◆ SHORT TASK ◆
Note each line where "words" appears, and copy it.

◆ Stored data ◆
-- BEGIN --

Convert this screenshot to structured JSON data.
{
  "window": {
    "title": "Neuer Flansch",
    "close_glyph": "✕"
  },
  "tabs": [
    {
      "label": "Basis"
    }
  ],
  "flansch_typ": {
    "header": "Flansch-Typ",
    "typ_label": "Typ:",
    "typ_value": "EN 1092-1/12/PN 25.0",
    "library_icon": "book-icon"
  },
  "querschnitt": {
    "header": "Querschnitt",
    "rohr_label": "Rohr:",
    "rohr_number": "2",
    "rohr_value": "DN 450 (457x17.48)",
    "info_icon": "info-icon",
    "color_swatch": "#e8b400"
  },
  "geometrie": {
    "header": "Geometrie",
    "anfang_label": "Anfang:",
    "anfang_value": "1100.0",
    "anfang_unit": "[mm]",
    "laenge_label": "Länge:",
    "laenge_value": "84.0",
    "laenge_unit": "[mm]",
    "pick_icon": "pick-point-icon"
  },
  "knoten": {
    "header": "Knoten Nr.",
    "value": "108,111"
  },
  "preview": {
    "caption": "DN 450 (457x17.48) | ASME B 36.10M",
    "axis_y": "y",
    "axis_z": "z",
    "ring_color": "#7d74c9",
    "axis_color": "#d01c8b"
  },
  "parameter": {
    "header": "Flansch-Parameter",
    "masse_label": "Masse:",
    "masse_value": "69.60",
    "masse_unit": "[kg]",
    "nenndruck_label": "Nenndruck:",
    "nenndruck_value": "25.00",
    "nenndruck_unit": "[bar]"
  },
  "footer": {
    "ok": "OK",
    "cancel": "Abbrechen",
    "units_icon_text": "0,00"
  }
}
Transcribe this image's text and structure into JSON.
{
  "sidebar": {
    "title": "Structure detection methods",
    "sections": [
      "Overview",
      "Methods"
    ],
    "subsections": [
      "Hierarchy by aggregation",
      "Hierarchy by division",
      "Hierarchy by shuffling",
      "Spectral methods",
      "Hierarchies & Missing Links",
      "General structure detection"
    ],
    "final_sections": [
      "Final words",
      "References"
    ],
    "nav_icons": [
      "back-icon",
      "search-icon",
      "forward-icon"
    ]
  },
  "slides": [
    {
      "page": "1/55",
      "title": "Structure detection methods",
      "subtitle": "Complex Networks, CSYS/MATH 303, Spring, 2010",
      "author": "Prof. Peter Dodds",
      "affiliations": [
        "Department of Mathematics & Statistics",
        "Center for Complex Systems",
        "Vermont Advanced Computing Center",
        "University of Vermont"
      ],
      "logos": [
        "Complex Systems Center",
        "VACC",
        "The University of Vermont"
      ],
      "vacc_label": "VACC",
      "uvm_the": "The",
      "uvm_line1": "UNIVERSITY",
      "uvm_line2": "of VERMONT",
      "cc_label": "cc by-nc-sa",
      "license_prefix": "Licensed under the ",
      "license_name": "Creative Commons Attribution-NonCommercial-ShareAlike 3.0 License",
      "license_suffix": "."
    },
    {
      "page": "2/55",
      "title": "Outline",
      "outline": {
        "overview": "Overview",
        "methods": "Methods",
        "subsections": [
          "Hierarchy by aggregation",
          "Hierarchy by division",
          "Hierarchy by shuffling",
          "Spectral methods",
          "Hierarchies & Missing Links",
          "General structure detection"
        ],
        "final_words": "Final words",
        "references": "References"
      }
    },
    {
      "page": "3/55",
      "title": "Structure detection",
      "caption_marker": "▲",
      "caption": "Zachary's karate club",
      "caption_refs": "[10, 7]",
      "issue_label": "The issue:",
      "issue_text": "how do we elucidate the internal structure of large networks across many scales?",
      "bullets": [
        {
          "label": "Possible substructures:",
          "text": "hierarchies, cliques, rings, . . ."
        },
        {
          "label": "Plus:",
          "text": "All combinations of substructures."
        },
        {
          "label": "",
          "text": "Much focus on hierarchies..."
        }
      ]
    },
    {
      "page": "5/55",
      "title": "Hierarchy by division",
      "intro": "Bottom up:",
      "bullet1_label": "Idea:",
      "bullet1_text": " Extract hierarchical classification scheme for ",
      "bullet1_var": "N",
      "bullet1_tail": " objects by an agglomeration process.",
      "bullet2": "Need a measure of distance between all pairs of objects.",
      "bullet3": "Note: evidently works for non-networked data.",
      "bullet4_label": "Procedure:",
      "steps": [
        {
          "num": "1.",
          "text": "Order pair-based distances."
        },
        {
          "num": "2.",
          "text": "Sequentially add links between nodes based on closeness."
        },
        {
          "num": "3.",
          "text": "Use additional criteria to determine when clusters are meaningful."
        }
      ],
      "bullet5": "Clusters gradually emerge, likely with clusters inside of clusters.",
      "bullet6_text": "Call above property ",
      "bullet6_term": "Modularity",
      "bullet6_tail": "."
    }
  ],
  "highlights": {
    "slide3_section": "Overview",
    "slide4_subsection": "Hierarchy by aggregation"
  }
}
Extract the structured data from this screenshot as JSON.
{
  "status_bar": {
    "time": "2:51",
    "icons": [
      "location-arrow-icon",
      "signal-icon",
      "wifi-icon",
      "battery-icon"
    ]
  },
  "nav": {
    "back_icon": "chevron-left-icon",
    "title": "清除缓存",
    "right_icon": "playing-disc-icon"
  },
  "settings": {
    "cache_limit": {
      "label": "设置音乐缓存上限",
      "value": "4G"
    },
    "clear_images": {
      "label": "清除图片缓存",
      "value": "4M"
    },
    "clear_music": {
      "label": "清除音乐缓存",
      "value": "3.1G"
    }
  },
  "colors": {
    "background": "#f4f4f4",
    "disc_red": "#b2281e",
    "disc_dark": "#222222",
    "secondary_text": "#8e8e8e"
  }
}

-- END --

◆ EXERCISE RESPONSE ◆
      "Final words",
        "final_words": "Final words",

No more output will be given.